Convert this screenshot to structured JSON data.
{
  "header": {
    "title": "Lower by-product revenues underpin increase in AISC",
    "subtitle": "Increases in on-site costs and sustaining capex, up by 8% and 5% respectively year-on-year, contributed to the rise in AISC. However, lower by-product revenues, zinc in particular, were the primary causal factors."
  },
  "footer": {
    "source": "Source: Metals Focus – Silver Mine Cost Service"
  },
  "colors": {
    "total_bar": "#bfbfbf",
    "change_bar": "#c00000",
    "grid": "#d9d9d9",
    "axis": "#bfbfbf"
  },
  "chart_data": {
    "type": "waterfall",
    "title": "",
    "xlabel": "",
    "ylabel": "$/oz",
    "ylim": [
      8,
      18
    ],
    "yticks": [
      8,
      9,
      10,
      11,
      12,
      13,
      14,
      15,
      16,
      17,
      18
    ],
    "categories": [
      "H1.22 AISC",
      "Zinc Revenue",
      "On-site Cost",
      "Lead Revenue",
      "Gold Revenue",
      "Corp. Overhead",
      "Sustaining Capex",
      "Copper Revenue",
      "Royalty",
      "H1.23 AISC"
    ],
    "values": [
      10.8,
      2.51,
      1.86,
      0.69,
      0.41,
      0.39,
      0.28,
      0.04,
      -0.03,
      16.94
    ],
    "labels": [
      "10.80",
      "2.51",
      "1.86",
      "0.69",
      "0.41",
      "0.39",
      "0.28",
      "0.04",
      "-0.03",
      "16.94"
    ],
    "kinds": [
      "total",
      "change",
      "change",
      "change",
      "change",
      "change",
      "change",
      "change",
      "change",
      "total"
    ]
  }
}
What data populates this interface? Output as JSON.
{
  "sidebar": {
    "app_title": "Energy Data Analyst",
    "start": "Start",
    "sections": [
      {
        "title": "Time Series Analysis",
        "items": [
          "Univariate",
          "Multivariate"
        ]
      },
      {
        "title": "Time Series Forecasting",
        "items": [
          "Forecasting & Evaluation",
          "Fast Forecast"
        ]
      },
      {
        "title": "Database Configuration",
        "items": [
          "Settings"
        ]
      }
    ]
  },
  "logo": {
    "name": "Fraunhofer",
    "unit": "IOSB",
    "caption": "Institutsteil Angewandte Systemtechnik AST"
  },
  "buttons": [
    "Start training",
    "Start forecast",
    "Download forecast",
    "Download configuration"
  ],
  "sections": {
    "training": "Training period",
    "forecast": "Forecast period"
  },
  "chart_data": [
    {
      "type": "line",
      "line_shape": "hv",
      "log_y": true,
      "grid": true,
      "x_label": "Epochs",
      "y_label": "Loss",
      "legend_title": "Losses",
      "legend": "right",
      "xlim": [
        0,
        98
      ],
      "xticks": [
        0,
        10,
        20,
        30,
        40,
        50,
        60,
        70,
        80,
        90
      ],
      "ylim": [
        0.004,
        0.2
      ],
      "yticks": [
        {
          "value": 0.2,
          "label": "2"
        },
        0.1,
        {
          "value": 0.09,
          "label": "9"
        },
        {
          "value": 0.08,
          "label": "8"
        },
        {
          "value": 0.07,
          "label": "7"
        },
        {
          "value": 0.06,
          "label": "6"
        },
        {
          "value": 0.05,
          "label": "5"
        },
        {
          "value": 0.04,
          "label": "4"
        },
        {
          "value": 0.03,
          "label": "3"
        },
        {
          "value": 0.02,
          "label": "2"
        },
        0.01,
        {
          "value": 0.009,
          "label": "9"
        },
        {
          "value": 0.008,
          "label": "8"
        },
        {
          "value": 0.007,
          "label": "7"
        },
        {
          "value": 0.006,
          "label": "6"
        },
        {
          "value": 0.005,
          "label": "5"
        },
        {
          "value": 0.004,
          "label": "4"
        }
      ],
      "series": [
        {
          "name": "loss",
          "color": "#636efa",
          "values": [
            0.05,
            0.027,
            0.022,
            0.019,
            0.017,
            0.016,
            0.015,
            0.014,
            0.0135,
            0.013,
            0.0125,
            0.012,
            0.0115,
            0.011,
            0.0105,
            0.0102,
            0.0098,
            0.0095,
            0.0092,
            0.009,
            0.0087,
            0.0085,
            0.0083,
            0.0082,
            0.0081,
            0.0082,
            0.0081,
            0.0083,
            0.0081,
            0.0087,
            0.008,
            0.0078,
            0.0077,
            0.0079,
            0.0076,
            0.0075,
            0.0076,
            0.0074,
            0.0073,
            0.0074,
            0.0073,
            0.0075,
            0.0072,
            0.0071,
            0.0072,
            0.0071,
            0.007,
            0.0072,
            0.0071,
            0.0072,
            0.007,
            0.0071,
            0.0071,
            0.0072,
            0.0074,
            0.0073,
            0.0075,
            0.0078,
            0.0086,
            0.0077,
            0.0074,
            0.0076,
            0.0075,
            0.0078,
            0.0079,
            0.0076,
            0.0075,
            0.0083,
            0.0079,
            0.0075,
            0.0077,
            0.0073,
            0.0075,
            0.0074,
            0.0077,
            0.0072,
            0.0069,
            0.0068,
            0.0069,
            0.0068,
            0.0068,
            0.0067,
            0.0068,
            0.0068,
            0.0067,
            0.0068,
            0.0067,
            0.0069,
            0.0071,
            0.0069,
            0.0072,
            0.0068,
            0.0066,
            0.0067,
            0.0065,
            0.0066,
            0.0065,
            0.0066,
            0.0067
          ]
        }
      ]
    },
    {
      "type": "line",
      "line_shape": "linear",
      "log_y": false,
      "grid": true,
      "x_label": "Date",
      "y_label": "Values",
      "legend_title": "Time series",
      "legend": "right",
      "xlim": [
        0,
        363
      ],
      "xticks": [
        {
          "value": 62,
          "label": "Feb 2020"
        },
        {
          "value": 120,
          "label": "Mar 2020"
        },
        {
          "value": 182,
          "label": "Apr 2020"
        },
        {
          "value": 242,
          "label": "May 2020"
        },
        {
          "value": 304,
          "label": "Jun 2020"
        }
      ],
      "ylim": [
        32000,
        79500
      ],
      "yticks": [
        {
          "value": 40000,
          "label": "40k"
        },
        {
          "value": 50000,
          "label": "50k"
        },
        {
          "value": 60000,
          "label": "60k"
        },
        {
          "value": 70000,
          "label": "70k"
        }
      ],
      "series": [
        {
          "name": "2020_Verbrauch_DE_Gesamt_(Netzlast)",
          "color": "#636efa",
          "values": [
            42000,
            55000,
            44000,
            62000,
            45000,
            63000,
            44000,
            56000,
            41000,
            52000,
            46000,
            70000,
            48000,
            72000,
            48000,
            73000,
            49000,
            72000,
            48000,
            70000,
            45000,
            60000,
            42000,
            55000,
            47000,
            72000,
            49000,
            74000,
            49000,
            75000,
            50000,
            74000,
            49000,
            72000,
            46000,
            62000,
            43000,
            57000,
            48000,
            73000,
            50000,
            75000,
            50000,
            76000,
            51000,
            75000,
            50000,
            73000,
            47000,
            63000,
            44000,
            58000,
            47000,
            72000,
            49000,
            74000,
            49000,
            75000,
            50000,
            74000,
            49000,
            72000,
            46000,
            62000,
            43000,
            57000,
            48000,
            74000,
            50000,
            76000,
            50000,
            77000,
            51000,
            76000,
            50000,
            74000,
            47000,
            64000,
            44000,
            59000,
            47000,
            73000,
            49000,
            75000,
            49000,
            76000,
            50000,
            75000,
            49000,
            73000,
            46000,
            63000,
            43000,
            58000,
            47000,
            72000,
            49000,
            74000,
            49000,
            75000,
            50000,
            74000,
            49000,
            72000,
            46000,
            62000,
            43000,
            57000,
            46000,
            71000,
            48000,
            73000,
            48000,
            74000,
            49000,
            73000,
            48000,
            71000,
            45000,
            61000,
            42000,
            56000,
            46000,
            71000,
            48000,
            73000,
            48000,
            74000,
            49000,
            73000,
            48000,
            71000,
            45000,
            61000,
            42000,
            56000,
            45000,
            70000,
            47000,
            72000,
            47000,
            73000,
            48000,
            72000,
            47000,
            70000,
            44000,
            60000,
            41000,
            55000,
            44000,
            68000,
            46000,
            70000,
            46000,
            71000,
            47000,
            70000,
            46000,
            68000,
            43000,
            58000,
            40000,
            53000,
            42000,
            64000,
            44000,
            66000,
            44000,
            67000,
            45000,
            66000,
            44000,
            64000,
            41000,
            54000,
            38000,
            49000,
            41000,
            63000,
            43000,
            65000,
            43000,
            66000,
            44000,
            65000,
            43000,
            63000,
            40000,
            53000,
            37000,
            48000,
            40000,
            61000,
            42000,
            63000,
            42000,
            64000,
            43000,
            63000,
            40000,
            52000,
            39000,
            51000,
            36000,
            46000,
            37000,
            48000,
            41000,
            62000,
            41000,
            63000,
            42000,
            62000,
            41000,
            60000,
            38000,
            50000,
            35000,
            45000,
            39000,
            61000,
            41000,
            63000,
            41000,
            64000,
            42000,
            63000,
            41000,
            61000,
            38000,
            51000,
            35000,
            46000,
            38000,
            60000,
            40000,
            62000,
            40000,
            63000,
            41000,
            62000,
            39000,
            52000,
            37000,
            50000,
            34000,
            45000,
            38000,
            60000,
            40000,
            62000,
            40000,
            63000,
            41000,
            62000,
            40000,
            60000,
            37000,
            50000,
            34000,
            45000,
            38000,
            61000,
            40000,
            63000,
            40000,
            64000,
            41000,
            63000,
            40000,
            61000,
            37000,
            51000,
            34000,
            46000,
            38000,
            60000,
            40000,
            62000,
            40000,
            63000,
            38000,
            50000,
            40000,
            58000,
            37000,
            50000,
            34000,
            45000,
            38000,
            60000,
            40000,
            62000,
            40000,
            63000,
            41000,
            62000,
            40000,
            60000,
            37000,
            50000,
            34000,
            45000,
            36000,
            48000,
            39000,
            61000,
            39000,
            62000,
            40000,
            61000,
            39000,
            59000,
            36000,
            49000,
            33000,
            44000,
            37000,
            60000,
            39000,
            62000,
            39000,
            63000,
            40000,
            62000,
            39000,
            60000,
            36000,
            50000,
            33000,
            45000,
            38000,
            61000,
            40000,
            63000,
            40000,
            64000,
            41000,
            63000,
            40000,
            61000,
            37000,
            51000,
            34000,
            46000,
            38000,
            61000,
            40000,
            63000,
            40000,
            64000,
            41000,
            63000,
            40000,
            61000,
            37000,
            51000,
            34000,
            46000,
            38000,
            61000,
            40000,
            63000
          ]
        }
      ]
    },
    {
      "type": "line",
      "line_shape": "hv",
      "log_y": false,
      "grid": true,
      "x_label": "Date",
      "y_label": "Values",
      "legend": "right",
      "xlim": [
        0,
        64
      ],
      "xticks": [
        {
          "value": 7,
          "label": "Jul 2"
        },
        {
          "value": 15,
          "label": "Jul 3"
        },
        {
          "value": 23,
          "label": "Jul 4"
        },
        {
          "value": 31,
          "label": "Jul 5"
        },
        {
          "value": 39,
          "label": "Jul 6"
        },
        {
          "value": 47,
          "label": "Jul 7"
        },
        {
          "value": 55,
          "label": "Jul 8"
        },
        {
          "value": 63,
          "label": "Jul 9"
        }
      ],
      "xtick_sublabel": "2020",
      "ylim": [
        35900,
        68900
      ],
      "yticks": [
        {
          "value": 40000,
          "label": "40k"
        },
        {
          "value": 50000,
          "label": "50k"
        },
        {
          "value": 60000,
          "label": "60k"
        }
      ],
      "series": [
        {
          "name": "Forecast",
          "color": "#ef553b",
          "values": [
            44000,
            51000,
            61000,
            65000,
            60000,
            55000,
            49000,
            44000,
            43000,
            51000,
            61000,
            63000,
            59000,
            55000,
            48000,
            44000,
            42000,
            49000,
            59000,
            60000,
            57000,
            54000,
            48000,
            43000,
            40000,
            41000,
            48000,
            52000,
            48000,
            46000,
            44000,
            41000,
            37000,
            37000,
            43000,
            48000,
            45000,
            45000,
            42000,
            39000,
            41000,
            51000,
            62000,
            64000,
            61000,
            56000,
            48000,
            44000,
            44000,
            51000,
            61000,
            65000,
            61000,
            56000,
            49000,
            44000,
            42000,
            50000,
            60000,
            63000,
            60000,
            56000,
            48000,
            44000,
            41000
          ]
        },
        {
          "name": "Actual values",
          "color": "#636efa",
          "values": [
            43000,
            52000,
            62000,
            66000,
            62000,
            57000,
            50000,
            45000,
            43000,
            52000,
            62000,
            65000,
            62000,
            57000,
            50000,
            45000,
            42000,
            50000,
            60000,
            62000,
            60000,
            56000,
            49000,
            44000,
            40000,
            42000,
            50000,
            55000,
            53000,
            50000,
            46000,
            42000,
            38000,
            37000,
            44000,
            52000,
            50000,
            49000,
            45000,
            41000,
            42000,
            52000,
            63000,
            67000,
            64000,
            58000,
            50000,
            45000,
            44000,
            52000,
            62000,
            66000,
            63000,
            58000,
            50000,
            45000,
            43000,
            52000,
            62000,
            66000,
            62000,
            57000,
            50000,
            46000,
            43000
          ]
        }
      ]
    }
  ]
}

..............................

Short task :: From the material, report only how many lines include the word "Forecasting".

Completed exercise :: 2